--- TEXT SECTION Enclosed Below ---

American Michael Phelps, who won eight Olympic gold medals in Beijing, has the perfect swimmer's body – hands as big as dinner plates to cup water, size 14 feet (two sizes larger than typical for his size) that work like flippers, a "wing span" – a fingertip-to-fingertip arm reach – that is 6-foot-7, three inches longer than he is tall.

Phelps puts in six hours training six days a week to work on his strokes.

That's not uncommon for a high-performance athlete, but he also has mechanical advantages that can make a difference. Besides the oversized feet, hands and arm span, Phelps has the torso of a man who's 6-foot-8, the comparatively short legs of a six footer and is slim in the hips, allowing for quick turns and less drag in the water while his muscular upper body powers through the strokes. Phelps also has greater flexibility than most of his opponents in his shoulders, elbows, knees and ankles, which means more fluidity in his strokes. Phelps's own book, No Limits: The Will To Succeed, says of the ankle flexibility, "it means I can whip my feet through the water as if they were fins."

--- End of Enclosed TEXT SECTION ---
--- EXTRACTED RECORDS Enclosed Below ---

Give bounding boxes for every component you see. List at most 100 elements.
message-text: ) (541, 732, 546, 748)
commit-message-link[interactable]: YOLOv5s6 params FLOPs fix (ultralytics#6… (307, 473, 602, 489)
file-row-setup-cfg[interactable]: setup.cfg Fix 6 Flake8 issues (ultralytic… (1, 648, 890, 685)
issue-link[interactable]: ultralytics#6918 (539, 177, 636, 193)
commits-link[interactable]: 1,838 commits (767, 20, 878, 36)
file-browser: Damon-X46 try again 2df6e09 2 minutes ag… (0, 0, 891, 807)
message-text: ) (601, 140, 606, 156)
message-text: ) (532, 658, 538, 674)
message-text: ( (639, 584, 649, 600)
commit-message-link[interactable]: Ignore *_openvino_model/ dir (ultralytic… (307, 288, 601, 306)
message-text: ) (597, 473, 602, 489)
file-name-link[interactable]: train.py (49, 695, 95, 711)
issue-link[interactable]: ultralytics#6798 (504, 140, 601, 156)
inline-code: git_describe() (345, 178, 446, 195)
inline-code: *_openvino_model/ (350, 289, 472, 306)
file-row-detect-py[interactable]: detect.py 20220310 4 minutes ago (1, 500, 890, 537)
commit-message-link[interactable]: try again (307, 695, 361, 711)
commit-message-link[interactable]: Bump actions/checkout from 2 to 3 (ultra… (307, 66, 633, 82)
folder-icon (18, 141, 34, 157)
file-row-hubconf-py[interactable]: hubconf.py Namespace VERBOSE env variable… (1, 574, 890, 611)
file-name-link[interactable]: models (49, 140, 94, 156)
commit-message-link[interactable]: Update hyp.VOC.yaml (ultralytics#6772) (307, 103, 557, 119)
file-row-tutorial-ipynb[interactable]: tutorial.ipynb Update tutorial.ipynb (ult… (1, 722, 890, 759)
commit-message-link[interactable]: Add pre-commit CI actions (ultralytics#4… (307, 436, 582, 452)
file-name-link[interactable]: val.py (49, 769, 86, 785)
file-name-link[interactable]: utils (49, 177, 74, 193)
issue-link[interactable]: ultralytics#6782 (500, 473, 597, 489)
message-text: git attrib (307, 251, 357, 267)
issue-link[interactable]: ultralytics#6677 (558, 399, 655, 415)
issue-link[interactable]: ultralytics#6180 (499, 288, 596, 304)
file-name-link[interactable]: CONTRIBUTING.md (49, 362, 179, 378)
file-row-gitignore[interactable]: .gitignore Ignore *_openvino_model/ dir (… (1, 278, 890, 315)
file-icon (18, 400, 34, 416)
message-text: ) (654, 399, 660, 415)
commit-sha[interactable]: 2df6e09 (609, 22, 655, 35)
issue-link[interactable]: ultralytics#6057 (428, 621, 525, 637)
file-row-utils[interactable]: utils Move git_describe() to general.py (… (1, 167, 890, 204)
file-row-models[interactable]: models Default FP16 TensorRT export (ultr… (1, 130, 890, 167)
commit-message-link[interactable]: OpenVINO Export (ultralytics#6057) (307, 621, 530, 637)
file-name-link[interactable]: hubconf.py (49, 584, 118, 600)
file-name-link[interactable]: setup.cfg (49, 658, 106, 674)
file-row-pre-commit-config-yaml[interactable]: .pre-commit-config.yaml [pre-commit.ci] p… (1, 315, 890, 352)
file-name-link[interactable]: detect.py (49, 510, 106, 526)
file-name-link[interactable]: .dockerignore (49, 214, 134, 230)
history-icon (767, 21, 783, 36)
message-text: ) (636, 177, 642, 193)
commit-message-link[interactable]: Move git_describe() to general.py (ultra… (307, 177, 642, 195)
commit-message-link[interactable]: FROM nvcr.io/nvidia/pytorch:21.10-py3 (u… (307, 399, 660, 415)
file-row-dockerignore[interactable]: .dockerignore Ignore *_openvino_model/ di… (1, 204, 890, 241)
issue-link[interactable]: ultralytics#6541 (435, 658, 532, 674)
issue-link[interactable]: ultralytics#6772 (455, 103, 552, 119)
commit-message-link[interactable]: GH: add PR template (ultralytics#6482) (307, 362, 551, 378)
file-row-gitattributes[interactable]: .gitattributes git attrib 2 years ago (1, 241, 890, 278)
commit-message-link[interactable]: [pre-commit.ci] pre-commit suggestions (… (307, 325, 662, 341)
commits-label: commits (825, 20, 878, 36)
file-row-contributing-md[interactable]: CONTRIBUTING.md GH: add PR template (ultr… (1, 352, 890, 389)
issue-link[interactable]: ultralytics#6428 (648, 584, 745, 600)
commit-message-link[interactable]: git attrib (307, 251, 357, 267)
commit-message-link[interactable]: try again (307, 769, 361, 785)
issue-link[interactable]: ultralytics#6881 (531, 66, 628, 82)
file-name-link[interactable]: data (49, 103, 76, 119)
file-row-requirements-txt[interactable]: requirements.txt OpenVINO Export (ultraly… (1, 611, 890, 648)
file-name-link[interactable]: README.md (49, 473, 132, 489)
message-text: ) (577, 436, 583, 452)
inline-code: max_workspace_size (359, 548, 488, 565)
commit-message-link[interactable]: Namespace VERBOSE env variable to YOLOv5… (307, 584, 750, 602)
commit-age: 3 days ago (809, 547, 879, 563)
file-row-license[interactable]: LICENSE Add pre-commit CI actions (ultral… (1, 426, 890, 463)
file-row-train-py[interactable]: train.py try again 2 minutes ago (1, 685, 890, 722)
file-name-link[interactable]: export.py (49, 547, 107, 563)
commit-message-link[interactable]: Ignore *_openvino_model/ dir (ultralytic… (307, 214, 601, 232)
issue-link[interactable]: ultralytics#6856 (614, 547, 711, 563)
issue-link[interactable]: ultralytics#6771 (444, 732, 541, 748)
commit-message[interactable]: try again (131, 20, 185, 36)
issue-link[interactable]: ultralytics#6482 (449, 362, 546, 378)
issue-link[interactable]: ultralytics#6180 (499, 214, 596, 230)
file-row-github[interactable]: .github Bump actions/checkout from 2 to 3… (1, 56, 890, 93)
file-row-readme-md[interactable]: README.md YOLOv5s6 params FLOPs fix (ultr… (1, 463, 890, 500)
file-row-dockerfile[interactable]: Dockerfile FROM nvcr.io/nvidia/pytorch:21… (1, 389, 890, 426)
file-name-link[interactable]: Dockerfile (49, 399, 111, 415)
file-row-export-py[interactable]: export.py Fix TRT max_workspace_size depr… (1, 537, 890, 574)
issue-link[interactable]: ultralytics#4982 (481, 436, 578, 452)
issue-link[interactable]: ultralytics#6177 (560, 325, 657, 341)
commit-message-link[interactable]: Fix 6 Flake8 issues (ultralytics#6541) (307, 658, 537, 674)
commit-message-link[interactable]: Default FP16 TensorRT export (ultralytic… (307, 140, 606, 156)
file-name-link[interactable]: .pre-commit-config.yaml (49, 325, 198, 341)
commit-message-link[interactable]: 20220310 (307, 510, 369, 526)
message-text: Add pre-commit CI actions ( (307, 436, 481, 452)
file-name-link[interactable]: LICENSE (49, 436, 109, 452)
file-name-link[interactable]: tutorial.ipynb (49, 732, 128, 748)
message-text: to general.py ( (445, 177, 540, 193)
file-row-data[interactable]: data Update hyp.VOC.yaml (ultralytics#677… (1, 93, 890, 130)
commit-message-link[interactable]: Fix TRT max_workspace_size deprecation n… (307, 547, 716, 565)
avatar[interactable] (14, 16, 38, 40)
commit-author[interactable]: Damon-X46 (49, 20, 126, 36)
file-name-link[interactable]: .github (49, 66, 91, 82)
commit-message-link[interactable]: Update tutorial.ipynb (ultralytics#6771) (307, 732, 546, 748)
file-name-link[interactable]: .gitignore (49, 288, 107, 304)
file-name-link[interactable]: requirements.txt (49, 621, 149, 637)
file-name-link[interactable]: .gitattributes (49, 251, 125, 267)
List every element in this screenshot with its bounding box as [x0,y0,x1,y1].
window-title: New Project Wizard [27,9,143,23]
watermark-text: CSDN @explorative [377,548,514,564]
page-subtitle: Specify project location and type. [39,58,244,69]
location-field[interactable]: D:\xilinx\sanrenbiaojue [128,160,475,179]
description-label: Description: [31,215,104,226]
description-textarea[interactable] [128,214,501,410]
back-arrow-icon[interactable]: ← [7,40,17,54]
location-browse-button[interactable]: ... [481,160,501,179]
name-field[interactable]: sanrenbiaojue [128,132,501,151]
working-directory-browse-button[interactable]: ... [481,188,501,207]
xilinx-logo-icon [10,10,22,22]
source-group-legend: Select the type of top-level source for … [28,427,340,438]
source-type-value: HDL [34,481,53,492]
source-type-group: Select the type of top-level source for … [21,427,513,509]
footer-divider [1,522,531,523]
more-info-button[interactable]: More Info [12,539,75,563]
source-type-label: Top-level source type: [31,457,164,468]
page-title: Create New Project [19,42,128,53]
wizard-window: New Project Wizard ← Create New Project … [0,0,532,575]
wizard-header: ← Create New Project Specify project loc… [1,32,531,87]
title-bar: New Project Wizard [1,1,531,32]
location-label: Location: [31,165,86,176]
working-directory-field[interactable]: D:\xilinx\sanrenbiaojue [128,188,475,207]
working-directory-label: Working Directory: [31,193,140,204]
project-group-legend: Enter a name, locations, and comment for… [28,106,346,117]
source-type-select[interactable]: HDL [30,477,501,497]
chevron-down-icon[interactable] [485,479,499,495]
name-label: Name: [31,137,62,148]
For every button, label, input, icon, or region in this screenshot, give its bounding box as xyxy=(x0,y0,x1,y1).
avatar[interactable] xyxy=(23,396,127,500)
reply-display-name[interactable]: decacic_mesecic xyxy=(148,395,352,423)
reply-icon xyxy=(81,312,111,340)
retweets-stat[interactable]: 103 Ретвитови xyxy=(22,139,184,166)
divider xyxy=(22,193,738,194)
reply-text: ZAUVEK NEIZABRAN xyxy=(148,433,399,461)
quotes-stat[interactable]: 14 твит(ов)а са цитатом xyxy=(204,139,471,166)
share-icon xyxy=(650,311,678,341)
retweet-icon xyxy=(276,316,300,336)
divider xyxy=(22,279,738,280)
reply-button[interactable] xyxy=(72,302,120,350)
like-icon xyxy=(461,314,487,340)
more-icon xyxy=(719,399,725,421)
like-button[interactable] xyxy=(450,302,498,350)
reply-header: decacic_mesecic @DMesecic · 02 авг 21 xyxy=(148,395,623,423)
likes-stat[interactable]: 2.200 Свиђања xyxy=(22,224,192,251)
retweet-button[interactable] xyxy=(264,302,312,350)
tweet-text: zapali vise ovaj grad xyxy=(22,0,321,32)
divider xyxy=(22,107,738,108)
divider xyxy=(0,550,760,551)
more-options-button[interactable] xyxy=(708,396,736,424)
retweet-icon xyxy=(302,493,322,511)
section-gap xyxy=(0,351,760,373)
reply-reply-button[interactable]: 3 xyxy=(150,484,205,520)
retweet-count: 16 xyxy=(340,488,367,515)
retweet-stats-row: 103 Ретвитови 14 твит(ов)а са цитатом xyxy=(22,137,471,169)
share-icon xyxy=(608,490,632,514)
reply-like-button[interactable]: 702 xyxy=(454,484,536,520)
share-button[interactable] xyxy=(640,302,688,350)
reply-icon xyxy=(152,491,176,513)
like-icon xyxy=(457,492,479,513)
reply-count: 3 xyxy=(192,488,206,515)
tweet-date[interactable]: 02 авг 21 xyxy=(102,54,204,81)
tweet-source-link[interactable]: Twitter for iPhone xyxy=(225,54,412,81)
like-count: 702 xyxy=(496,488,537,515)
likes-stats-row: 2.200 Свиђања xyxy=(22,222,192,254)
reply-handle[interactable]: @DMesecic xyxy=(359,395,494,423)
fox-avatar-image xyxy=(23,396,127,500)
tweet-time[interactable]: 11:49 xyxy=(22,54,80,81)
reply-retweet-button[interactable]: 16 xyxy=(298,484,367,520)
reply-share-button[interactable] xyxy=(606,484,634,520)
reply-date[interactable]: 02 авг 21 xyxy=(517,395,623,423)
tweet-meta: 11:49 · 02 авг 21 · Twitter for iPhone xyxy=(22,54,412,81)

--- End of Enclosed EXTRACTED RECORDS ---

### PROMPT 1
Decide whether each statement agrees with the passage on Michael Phelps's build, answering yes or no and quoting the words of the passage that settle it.
(a) Phelps's feet are two sizes larger than is typical for his size.
(b) Phelps has the legs of a man who is 6-foot-8.
(c) Phelps's fingertip-to-fingertip arm reach is three inches shorter than his height.
### PROMPT 2
Answer these questions from the passage on Michael Phelps's build.
(a) How many Olympic gold medals did Phelps win in Beijing?
(b) In which joints does Phelps have greater flexibility than most of his opponents?
(c) What is the title of Phelps's own book?
### PROMPT 3
Extend the passage on Michael Phelps's build, starting after its final sentence.

### RESULT 1
(a) Yes: "size 14 feet (two sizes larger than typical for his size)"
(b) No: "the comparatively short legs of a six footer"
(c) No: "6-foot-7, three inches longer than he is tall"

### RESULT 2
(a) Eight.
(b) His shoulders, elbows, knees and ankles.
(c) No Limits: The Will To Succeed.

### RESULT 3
George Dvorsky, chairman of the Institute of Ethics and Emerging Technologies, described Phelps as "swimming in a genetic pool of his own." Dvorsky says Phelps's oversized feet give him a 10-per-cent advantage over competitors; he's developed, through training, greater than average lung capacity; he benefits from a genetic advantage in producing 50 per cent less lactic acid than other athletes, and therefore is less sore after workouts; and he has low body fat of only 4 per cent – half to one-third the figure cited for elite swimmers by bodyrecomposition.com.

Canadian Ben Johnson used steroids to build muscles into a thick body to pound furiously down the rubber straightaway for 100 metres. But the ideal sprinter has been getting taller over the last 40 years, Innes says. Johnson was a blip, "a stocky guy who lifted a lot of weights" and used drugs to make sure his power lasted 100 metres. The paradigm for a sprinter is actually tall, such as 6-foot-3 Asafa Powell and 6-foot-5 Usain Bolt, with long legs that, once uncoiled, cover the ground in fewer steps.

"The data jumps out, if you know what you're looking for," Innes says. "From 1968 to 2009, there were 13 significant athletes who contributed to raising the 100-metre standard, from Jim Hines of the United States to Usain Bolt of Jamaica. Jim Hines was 184 centimetres tall. Asafa Powell [who held the 100 record before teammate Bolt] was 190 … then you jump to Bolt at 196. That's a significant amount of leverage allowing this athlete to excel."

Innes acknowledges ancillary factors affecting performance, such as the strong track and field culture in Jamaica, "but from an anthropometry perspective, it's the height and leg stride that make a significant difference.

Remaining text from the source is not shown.